> _GIVEN PASSAGE_
········

What the player actually gets
The repo describes the project plainly as "A port of Quake to Three.js" and includes the shareware
pak0.pak for Episode 1; players who own the registered game can replace it with their own pak0.pak for the full game 6. That matters because the project is not a Quake-inspired clone with approximate mechanics. It is trying to preserve the original game's data path.
mainmenu.png asset, shown here as a real project file rather than a generated illustration 7. The public repo also points back to id Software's original Quake source as the base credit 8. So the right mental model is not "Claude designed a new FPS". It is closer to "Claude helped port a known C-era engine into a browser-native JavaScript/Three.js runtime, with a senior graphics programmer steering the work".

········

> _EXERCISE BRIEF_
Answer these questions using the passage on the Quake port to Three.js.
(a) How does the repo describe the project?
(b) Which file does the repo include for Episode 1?
(c) Whose source does the public repo credit as the base?

Document understanding data:
········

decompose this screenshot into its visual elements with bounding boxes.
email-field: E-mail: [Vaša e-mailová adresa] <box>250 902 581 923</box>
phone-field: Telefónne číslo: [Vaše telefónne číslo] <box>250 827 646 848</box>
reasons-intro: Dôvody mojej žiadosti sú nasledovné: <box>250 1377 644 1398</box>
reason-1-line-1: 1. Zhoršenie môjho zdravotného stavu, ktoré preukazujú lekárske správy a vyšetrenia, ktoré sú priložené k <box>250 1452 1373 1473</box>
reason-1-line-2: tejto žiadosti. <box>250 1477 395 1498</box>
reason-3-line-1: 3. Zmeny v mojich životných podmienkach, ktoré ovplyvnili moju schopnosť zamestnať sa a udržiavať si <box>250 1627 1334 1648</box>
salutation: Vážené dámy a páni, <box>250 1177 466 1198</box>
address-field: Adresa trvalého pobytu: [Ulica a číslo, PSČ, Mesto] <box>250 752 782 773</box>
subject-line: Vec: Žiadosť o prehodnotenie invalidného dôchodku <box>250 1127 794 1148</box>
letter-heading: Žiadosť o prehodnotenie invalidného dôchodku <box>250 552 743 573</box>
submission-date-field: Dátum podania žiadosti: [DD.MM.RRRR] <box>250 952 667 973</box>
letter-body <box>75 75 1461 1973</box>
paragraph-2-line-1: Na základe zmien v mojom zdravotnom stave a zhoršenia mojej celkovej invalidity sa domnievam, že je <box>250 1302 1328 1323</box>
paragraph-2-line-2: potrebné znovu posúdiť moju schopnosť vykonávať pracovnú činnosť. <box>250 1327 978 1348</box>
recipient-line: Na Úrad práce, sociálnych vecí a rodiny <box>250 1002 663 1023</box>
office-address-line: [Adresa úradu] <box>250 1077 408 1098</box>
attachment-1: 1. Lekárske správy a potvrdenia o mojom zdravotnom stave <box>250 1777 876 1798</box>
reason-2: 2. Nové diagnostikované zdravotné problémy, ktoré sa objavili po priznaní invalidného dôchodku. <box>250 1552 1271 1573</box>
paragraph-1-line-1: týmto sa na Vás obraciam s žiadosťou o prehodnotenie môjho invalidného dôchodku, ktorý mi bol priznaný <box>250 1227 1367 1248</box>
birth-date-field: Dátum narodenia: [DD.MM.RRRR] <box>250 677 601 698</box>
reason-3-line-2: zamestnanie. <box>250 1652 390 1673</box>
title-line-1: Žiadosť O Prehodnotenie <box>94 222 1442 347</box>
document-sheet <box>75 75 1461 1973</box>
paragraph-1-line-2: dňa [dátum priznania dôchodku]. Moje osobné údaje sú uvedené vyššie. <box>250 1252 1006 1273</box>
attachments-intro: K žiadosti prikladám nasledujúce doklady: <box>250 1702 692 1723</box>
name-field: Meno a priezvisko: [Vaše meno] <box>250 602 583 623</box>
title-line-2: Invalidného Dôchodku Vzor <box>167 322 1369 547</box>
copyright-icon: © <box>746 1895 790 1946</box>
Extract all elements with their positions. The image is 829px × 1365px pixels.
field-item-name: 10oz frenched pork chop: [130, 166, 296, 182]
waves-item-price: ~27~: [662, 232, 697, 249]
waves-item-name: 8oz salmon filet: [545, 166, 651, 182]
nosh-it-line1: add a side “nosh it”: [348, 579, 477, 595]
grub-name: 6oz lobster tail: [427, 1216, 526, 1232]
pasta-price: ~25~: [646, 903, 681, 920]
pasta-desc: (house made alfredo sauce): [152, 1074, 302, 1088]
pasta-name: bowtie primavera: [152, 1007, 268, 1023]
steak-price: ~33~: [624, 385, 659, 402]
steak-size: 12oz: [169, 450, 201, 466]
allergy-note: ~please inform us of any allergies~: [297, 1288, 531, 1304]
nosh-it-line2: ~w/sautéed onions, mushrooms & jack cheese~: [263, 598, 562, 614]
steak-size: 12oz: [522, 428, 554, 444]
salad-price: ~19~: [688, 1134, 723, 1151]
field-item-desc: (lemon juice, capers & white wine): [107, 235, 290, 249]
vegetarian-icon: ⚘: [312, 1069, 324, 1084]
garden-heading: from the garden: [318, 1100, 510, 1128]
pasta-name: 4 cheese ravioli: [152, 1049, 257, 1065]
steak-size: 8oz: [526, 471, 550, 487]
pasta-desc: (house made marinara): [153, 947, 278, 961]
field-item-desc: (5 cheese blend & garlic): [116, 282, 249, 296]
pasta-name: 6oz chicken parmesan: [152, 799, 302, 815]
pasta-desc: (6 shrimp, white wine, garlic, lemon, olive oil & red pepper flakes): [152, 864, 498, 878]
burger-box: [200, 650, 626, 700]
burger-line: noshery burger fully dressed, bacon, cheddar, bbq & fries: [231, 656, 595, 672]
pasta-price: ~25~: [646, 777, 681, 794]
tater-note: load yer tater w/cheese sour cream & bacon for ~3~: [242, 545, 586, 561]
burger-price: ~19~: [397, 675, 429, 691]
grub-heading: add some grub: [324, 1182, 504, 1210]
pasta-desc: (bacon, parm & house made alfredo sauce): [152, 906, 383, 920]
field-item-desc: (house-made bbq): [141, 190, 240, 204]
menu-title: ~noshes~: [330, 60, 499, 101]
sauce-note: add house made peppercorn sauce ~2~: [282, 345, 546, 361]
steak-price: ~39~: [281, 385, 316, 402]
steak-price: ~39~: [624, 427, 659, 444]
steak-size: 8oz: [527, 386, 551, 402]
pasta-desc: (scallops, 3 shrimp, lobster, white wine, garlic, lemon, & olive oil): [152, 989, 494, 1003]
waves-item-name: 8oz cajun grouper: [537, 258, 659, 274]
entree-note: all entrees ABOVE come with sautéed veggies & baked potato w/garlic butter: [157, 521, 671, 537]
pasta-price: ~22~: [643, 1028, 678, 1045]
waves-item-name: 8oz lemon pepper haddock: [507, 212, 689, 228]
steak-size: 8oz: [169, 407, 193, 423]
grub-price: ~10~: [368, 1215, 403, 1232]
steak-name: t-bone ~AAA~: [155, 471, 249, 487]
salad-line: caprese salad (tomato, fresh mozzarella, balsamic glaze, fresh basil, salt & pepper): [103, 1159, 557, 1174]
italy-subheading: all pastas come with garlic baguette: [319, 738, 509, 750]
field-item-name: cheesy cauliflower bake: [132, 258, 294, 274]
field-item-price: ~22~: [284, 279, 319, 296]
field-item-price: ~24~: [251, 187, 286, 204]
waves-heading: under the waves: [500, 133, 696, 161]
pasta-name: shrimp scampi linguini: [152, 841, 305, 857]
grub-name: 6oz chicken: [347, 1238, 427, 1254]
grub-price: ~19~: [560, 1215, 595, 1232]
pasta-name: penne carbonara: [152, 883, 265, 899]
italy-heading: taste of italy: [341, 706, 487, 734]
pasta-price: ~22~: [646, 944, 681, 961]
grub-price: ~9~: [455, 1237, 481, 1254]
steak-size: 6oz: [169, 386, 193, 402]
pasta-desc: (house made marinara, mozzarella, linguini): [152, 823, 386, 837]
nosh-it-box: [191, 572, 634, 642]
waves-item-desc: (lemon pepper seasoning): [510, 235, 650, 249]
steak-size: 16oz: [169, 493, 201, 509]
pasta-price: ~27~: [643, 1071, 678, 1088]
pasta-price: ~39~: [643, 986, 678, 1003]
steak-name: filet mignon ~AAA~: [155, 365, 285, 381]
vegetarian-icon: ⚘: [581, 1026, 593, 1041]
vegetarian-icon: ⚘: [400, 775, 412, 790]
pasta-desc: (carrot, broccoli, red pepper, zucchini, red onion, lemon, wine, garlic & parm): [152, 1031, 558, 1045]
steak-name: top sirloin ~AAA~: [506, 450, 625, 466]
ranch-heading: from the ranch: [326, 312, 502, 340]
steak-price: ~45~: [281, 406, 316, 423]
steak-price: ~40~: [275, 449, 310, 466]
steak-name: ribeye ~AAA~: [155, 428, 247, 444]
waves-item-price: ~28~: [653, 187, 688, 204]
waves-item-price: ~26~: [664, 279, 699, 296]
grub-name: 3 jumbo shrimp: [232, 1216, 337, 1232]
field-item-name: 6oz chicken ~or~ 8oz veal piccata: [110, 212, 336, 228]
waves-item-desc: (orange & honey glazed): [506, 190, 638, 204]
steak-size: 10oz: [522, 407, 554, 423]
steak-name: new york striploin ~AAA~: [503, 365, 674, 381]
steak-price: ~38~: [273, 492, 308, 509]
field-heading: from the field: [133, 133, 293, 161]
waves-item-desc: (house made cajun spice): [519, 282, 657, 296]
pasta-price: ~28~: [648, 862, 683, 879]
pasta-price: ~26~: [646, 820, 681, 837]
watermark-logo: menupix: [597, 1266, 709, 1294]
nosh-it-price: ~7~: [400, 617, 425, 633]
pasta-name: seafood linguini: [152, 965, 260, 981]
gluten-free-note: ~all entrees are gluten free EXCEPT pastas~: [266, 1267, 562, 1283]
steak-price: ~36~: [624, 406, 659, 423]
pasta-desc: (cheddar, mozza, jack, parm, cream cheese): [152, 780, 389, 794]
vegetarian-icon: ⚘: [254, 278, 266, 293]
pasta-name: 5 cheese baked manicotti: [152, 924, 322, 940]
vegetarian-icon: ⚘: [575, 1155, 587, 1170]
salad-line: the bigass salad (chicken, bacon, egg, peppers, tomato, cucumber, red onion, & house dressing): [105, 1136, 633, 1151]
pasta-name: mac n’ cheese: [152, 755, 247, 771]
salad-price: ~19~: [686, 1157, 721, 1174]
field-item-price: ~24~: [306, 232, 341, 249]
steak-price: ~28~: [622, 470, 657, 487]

········

> _WRITTEN ANSWER_
(a) As "A port of Quake to Three.js."
(b) The shareware pak0.pak.
(c) id Software's original Quake source.